#### What to produce
Copy out each line of the material in which the word "State" appears.

#### Task input
● ● ● ●

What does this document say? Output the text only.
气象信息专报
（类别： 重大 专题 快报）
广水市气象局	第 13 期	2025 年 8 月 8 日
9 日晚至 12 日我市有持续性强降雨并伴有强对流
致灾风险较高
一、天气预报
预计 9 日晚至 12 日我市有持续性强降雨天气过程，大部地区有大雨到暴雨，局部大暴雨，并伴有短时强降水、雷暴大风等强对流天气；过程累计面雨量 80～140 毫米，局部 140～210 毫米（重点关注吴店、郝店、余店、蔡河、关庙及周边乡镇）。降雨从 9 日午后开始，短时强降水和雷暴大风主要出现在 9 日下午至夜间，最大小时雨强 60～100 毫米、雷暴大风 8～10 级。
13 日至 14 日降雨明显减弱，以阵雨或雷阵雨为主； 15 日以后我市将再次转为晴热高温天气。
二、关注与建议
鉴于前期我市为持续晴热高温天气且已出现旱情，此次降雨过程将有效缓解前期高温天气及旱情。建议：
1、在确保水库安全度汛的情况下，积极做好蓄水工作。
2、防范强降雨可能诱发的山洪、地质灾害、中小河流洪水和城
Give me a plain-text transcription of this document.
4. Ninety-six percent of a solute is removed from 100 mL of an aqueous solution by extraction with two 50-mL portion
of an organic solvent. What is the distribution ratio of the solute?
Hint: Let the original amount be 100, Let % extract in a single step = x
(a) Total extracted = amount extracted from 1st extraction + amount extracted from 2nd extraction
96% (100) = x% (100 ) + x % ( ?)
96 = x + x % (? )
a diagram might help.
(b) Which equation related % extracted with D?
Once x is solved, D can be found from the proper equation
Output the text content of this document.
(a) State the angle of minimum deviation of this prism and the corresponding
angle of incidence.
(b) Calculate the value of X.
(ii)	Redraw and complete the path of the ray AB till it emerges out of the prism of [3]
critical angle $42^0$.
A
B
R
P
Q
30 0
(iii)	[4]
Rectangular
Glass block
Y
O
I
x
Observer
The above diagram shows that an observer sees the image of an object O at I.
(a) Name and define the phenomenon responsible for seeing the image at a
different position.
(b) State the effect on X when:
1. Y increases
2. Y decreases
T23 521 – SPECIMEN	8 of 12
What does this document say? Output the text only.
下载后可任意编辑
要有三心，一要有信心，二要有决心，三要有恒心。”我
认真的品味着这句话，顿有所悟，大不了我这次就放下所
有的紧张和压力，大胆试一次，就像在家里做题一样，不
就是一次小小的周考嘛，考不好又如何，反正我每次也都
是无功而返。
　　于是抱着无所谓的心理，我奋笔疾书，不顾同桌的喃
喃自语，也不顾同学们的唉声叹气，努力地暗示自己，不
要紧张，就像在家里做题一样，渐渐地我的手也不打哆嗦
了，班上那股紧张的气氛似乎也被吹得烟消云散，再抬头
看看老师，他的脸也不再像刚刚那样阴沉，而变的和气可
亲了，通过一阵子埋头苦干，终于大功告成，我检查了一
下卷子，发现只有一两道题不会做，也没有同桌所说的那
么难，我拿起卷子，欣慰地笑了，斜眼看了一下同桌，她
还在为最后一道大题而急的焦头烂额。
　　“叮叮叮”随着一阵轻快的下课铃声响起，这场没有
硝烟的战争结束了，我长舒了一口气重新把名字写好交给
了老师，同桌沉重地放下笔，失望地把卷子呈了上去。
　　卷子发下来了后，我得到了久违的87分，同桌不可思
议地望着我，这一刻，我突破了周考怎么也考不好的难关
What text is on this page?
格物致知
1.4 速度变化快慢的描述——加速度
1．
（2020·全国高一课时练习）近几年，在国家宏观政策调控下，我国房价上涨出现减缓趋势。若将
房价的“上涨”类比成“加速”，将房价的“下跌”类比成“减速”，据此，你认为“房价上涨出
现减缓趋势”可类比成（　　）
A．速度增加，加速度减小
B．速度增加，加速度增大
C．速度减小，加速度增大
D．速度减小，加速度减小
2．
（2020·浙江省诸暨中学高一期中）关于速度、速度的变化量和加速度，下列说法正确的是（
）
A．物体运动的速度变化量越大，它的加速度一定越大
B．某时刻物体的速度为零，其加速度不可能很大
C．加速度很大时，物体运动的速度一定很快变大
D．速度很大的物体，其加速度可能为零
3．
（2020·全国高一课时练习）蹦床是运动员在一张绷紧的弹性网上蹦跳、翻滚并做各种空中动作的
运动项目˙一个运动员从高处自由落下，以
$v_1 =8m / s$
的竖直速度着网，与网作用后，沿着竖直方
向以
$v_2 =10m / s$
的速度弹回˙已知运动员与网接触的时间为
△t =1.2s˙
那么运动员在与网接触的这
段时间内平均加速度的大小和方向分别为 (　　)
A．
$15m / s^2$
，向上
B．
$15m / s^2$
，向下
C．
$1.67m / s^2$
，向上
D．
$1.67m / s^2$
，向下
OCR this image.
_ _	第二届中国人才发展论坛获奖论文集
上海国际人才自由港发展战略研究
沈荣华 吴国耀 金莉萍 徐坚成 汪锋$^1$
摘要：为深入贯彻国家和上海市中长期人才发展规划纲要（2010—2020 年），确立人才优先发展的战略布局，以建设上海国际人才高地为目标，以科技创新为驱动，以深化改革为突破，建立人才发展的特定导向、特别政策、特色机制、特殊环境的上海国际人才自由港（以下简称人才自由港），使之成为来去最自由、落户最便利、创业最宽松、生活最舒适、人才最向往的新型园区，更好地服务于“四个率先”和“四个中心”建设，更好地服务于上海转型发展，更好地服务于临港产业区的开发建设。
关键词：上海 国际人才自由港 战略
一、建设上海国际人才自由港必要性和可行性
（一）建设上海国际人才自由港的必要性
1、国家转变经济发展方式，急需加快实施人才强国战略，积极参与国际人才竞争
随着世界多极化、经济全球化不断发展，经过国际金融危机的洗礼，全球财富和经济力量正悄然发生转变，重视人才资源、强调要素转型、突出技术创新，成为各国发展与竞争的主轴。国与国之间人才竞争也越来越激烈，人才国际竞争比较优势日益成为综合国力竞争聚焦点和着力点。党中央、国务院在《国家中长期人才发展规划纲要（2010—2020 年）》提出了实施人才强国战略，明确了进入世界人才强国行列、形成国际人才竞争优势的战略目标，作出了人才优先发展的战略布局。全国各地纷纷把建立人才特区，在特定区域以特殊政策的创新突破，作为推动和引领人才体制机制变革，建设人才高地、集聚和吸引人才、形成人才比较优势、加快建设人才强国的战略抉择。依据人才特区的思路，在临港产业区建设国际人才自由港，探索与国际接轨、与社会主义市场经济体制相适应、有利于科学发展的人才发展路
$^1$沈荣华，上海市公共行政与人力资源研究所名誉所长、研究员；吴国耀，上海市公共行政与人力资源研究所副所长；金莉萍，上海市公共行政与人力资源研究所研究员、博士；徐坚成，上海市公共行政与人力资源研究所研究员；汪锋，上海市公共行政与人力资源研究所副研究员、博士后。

● ● ● ●

#### Solution to this exercise
(a) State the angle of minimum deviation of this prism and the corresponding
(b) State the effect on X when:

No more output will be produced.